───── SUPPLIED INFORMATION

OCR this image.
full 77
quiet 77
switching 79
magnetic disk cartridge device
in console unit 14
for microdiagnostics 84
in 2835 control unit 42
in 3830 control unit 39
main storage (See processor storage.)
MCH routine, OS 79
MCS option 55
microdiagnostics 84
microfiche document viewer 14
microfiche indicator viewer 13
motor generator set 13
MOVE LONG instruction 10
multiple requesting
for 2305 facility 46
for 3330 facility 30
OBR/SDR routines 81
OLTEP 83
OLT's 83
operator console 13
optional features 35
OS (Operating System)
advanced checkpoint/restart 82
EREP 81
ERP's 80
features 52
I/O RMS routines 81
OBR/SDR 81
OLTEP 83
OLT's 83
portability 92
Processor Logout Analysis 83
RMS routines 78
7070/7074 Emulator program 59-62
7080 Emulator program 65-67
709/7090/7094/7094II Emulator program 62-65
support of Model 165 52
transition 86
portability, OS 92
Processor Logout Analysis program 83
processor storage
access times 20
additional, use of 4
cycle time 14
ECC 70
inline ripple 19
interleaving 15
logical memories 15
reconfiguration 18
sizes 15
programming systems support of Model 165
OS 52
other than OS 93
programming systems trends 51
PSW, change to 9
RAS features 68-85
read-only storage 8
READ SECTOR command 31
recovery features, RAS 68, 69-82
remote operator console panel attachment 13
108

──────────

**OBJECTIVE**
Extract all the material, leaving every line as it is.

**WRITTEN ANSWER**
OCR this image.
full 77
quiet 77
switching 79
magnetic disk cartridge device
in console unit 14
for microdiagnostics 84
in 2835 control unit 42
in 3830 control unit 39
main storage (See processor storage.)
MCH routine, OS 79
MCS option 55
microdiagnostics 84
microfiche document viewer 14
microfiche indicator viewer 13
motor generator set 13
MOVE LONG instruction 10
multiple requesting
for 2305 facility 46
for 3330 facility 30
OBR/SDR routines 81
OLTEP 83
OLT's 83
operator console 13
optional features 35
OS (Operating System)
advanced checkpoint/restart 82
EREP 81
ERP's 80
features 52
I/O RMS routines 81
OBR/SDR 81
OLTEP 83
OLT's 83
portability 92
Processor Logout Analysis 83
RMS routines 78
7070/7074 Emulator program 59-62
7080 Emulator program 65-67
709/7090/7094/7094II Emulator program 62-65
support of Model 165 52
transition 86
portability, OS 92
Processor Logout Analysis program 83
processor storage
access times 20
additional, use of 4
cycle time 14
ECC 70
inline ripple 19
interleaving 15
logical memories 15
reconfiguration 18
sizes 15
programming systems support of Model 165
OS 52
other than OS 93
programming systems trends 51
PSW, change to 9
RAS features 68-85
read-only storage 8
READ SECTOR command 31
recovery features, RAS 68, 69-82
remote operator console panel attachment 13
108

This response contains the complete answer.